EXERCISE AIM: Check each line of the records below for the string "Choose", then state how many lines contain it, with no other output.

SOURCE RECORDS:
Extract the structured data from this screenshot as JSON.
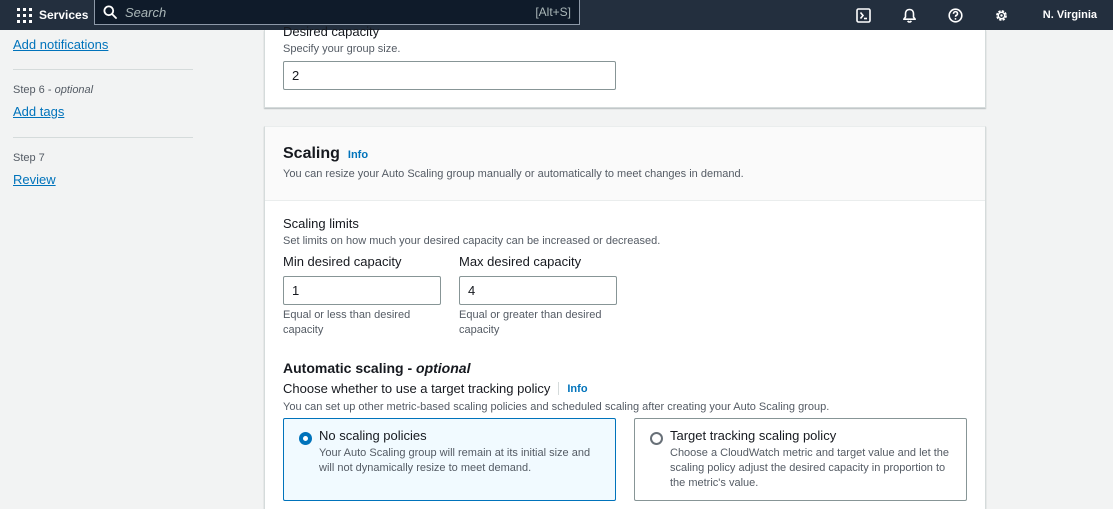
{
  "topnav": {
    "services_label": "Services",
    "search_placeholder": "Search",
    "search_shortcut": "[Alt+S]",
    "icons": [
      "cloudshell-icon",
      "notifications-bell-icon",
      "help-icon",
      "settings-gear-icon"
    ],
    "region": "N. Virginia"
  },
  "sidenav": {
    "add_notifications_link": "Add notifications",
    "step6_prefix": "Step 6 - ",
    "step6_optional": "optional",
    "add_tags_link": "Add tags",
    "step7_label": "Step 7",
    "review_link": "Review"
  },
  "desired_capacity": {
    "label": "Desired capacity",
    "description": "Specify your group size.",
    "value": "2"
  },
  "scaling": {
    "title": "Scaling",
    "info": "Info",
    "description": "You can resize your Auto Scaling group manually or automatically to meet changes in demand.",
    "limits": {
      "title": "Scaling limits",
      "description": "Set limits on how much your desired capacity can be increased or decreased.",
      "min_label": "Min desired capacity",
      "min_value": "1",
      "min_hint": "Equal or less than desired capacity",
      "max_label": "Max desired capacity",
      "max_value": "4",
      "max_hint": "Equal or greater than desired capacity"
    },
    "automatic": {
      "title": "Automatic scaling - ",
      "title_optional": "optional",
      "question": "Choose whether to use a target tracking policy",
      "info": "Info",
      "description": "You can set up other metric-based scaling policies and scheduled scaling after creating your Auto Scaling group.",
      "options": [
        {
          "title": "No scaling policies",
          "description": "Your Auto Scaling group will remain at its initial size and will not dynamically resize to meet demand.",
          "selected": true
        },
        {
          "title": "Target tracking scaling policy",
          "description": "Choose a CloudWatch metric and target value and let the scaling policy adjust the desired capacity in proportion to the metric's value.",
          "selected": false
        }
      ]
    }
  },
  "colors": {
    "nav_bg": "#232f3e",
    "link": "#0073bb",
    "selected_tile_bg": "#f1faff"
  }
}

SOLUTION: 2